Task to carry out:
Give the number of lines holding the string "在码头拆装扭锁时" and nothing more.
===
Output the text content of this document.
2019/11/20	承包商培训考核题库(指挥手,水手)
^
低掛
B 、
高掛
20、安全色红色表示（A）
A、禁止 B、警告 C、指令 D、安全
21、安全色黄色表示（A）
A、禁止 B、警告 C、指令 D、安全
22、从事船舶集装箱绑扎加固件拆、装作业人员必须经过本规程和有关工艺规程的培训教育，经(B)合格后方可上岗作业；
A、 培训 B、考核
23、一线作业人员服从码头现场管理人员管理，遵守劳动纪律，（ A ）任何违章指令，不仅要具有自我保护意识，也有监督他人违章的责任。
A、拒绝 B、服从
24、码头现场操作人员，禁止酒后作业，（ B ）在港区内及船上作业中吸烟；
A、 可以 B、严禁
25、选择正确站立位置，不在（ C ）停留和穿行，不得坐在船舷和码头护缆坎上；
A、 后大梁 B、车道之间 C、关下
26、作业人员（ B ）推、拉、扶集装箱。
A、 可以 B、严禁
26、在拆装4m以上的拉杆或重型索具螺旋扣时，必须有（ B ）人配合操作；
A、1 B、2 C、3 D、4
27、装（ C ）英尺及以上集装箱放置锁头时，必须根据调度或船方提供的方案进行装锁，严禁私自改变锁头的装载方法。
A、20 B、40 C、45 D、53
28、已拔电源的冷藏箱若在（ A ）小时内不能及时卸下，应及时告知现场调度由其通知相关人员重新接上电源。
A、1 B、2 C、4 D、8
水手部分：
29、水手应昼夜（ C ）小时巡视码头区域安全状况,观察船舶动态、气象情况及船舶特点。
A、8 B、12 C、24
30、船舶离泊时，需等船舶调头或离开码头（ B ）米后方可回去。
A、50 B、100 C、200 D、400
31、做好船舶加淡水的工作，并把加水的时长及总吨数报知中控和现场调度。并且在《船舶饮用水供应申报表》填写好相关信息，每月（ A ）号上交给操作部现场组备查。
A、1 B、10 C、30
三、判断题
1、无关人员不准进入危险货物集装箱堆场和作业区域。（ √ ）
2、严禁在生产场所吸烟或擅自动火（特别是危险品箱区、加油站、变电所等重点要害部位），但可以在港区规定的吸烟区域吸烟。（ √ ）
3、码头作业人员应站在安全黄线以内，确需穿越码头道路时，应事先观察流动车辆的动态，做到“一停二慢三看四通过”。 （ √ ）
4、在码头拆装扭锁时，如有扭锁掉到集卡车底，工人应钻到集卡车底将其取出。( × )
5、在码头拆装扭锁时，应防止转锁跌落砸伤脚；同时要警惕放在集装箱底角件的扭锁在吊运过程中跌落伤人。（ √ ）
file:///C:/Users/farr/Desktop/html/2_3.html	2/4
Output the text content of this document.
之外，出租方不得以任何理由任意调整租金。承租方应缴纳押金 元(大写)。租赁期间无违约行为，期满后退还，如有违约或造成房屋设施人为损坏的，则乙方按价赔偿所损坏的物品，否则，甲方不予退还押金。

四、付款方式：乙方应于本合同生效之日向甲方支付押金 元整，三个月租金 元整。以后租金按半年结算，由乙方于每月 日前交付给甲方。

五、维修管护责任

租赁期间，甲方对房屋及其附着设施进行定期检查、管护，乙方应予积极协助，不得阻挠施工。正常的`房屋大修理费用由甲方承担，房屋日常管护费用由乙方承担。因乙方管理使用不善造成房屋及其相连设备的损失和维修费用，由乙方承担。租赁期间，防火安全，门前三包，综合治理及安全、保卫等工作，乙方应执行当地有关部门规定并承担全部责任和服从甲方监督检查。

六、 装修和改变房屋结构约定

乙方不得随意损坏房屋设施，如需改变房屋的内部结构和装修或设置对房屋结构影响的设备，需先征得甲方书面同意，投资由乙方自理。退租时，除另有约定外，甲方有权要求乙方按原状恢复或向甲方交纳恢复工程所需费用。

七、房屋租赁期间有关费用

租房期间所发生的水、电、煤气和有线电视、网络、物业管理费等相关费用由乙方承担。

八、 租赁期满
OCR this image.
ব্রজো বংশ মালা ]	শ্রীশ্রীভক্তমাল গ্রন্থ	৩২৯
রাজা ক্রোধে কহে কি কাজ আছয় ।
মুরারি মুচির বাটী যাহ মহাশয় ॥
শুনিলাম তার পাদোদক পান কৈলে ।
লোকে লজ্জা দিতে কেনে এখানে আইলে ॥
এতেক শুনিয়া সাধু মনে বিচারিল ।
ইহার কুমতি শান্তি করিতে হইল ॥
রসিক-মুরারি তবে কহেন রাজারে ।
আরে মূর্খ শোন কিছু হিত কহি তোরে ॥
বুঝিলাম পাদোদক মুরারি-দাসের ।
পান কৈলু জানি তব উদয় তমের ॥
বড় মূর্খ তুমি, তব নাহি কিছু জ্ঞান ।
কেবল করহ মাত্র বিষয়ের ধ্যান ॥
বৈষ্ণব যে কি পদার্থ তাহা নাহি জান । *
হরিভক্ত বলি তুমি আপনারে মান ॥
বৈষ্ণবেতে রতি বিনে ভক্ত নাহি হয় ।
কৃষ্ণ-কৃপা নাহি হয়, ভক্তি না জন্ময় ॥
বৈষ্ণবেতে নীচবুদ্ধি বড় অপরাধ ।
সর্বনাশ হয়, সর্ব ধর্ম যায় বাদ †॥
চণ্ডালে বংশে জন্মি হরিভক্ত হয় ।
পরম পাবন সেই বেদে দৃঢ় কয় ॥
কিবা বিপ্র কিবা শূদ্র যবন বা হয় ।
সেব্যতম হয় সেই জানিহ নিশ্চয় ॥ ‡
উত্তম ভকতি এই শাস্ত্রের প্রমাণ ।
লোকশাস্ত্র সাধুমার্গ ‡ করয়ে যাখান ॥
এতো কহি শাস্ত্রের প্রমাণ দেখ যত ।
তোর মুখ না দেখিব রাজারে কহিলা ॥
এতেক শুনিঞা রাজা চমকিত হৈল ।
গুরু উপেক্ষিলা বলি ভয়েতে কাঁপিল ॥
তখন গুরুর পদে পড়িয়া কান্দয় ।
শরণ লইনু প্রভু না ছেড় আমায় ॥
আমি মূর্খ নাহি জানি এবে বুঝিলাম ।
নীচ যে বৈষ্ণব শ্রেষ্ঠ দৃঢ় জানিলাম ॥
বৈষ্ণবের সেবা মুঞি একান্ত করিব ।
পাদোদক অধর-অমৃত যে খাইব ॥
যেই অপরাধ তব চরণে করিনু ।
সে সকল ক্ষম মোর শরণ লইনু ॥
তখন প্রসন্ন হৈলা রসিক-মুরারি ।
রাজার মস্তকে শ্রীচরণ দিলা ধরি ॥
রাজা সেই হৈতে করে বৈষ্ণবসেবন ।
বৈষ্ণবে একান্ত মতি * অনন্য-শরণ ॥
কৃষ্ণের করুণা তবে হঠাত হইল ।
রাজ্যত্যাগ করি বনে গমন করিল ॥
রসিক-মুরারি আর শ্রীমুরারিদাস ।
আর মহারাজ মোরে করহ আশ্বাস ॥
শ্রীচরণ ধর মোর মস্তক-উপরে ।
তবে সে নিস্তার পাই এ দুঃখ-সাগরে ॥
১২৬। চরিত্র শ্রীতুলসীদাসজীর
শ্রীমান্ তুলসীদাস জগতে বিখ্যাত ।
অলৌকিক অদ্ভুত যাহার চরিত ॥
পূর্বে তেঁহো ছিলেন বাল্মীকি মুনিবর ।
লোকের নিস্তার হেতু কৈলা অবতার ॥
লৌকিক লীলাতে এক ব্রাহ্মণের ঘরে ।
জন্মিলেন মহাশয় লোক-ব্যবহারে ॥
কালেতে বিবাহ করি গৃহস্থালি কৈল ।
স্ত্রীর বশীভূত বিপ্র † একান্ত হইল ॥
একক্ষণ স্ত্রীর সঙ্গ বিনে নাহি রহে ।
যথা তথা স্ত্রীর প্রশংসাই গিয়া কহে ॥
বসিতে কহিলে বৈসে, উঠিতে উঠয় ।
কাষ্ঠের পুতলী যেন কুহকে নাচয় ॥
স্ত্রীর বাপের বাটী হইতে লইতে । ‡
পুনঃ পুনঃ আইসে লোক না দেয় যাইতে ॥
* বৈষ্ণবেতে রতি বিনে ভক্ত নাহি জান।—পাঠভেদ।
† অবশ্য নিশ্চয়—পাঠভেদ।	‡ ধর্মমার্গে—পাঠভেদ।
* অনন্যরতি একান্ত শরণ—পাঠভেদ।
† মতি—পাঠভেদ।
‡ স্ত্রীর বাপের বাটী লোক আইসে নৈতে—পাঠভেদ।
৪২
===
Response below:
2